▸ **Given request**:
Search the material and gather each line with "text" in it.
▬▬▬
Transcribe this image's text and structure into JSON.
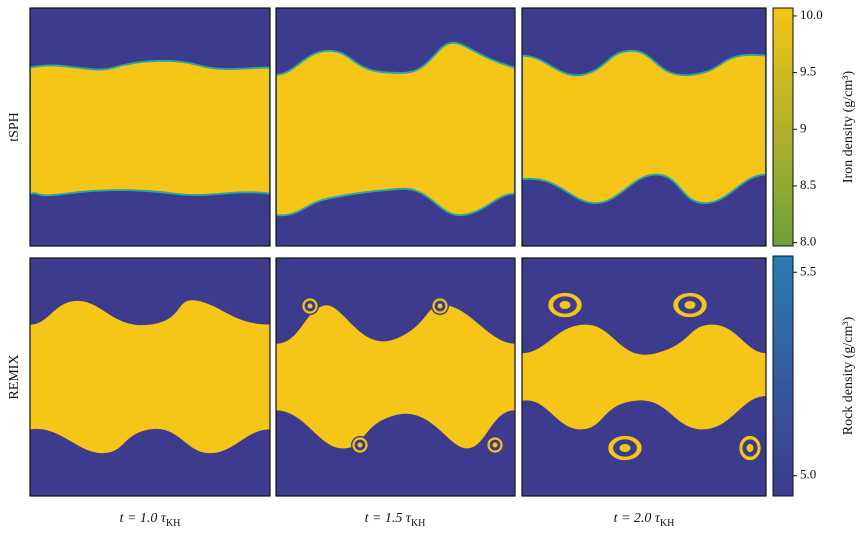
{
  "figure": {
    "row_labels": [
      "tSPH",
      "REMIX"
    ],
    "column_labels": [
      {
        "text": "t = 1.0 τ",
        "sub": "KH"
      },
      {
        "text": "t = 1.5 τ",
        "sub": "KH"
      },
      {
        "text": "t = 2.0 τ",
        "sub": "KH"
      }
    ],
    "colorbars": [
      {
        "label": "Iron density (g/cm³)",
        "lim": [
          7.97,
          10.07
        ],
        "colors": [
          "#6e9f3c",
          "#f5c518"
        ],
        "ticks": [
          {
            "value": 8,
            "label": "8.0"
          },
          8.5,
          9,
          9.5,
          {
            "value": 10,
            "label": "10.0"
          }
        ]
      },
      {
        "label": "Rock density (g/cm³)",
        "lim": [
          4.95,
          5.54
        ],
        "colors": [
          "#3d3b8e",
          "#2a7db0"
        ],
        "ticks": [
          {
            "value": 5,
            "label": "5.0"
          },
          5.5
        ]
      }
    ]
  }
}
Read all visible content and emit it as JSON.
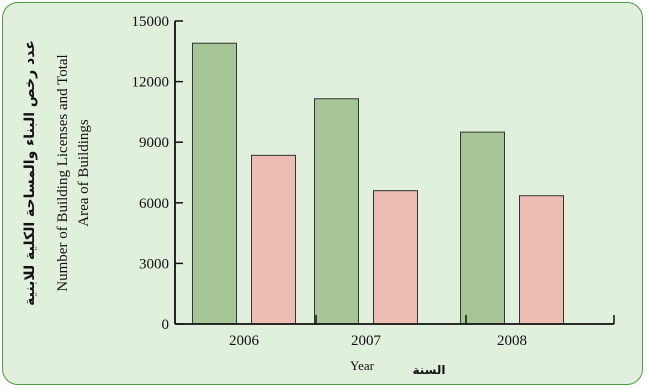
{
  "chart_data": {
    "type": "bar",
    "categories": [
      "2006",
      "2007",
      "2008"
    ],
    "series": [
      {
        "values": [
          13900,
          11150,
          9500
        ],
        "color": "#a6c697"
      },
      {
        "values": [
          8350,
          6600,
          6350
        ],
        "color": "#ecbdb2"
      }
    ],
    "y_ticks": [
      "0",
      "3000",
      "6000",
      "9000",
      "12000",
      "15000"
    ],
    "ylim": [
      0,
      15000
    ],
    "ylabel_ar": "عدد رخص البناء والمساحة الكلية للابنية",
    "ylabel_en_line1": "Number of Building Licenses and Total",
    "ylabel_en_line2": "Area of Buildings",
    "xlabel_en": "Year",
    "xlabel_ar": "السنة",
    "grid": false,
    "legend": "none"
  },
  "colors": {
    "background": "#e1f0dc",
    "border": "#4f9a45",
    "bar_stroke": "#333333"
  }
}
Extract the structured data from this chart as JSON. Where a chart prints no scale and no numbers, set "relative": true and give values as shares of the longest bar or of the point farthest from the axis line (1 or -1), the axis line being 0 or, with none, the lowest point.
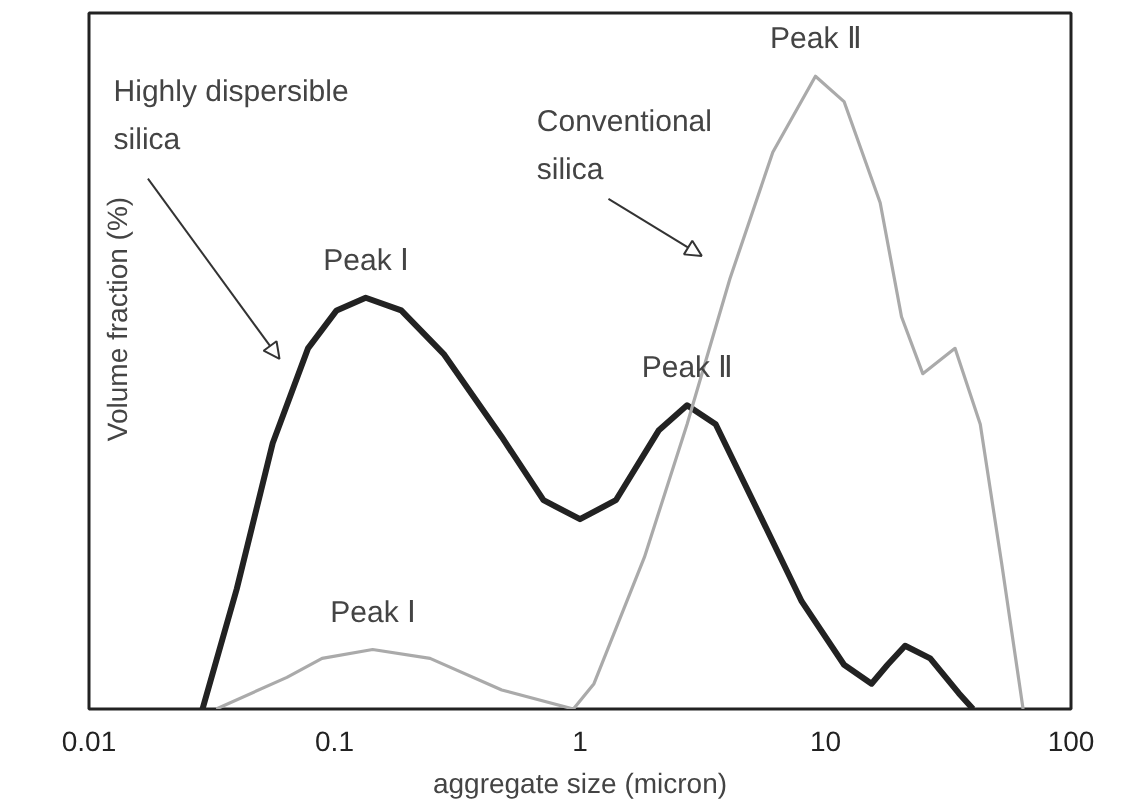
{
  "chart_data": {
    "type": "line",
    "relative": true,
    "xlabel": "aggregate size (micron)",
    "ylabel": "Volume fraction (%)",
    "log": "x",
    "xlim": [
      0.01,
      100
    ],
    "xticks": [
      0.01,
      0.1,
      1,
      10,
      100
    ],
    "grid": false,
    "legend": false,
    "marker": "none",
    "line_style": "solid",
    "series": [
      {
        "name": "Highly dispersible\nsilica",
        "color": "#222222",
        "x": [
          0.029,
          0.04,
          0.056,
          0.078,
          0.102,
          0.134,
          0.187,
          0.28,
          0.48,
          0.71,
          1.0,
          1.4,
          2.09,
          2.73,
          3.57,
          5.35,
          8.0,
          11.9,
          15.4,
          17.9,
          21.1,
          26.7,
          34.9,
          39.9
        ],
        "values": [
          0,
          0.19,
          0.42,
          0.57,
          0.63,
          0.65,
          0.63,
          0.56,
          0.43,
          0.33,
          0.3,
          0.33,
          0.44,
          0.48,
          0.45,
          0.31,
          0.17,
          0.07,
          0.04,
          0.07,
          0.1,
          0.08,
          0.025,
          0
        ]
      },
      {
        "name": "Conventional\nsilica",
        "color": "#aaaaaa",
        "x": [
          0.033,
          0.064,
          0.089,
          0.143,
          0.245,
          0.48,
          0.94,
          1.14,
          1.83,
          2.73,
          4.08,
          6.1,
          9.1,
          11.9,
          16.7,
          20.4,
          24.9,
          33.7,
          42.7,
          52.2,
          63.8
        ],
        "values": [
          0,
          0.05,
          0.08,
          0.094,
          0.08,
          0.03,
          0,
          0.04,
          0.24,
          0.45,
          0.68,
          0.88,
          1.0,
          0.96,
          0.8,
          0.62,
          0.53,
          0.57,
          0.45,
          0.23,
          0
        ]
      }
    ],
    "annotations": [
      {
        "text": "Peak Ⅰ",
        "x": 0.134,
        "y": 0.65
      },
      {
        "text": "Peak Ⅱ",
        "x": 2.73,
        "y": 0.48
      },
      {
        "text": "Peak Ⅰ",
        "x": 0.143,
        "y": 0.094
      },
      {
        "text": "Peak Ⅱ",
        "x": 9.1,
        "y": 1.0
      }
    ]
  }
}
▬▬▬
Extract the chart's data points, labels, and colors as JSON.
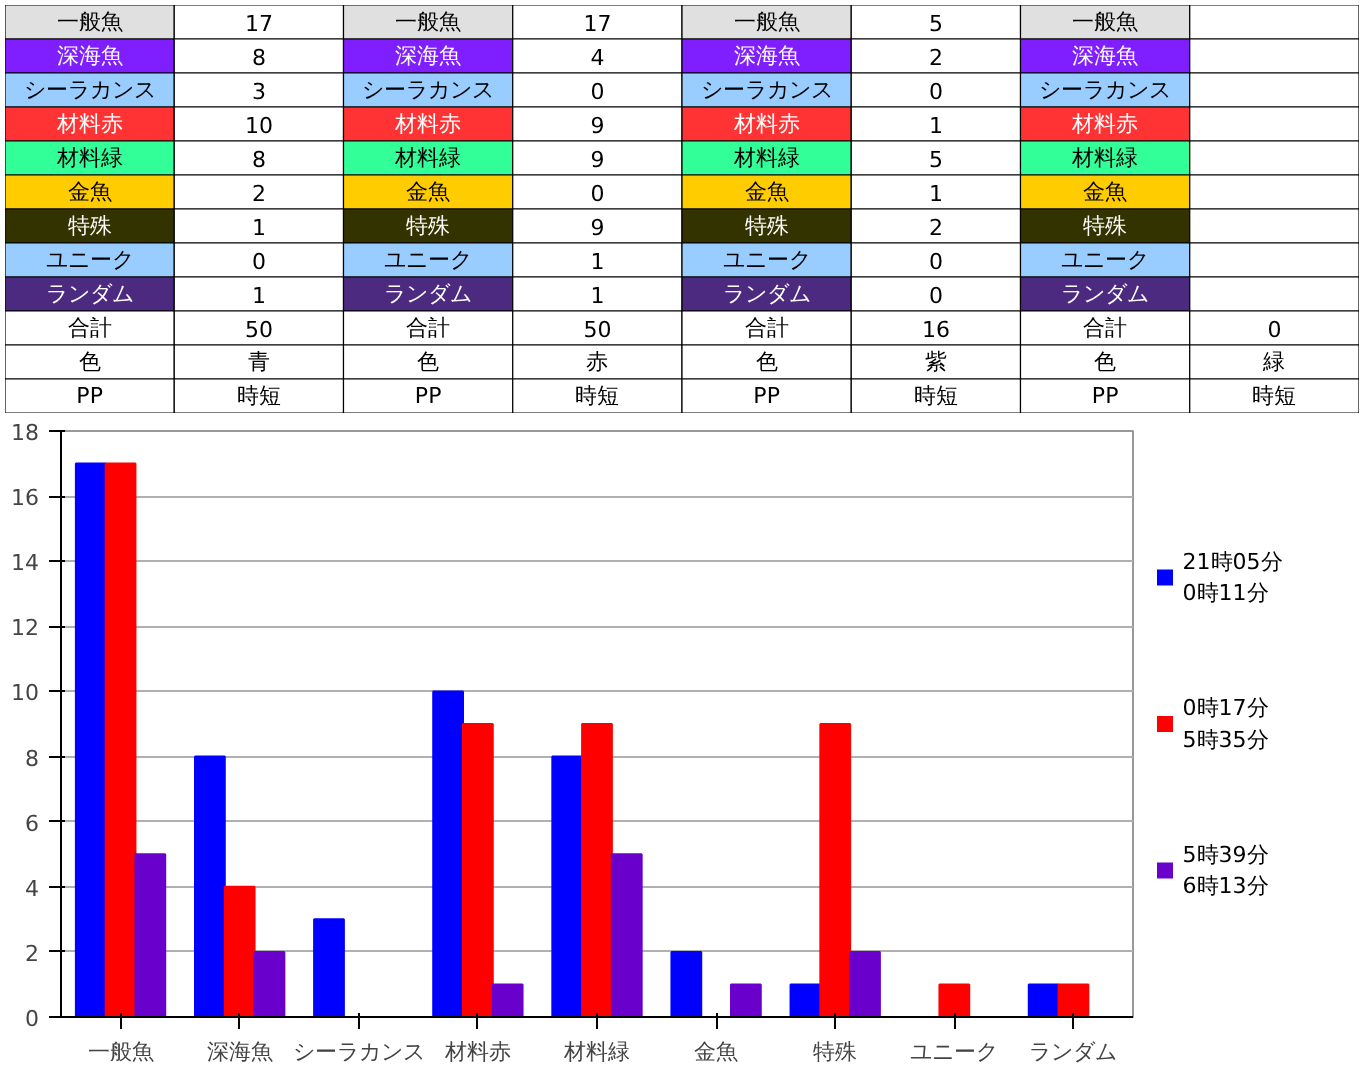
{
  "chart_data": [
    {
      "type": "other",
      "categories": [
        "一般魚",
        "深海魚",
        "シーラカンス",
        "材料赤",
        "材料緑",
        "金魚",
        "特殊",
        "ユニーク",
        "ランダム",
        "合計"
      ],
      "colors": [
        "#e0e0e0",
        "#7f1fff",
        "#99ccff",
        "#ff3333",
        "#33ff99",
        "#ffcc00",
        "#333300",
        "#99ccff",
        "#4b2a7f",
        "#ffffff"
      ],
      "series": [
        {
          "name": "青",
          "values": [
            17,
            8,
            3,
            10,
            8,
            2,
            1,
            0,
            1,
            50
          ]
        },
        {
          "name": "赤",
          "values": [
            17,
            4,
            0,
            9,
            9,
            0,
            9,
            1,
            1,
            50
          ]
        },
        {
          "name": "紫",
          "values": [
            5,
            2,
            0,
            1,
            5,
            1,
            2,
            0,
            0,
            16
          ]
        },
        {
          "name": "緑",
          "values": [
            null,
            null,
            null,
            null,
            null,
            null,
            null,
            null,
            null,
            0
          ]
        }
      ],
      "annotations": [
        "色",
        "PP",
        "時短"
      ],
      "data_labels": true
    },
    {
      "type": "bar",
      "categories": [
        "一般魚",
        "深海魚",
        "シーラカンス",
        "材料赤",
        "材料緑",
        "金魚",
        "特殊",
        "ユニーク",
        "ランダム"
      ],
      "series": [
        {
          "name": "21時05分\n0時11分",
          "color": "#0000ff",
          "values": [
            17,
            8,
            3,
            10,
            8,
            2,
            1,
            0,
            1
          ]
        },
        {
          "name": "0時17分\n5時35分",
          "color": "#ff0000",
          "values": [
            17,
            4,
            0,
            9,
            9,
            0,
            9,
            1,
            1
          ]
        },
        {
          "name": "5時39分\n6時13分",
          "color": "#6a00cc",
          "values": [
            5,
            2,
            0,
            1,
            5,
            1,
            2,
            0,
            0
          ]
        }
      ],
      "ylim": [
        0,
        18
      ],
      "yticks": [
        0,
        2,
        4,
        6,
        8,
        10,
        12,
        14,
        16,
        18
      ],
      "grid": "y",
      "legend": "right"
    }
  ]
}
▬▬▬
▸ **Result below**:
Transcribe this image's text and structure into JSON.
        "text": "t = 1.0 τ",
        "text": "t = 1.5 τ",
        "text": "t = 2.0 τ",
        "text": "Peak Ⅰ",
        "text": "Peak Ⅱ",
        "text": "Peak Ⅰ",
        "text": "Peak Ⅱ",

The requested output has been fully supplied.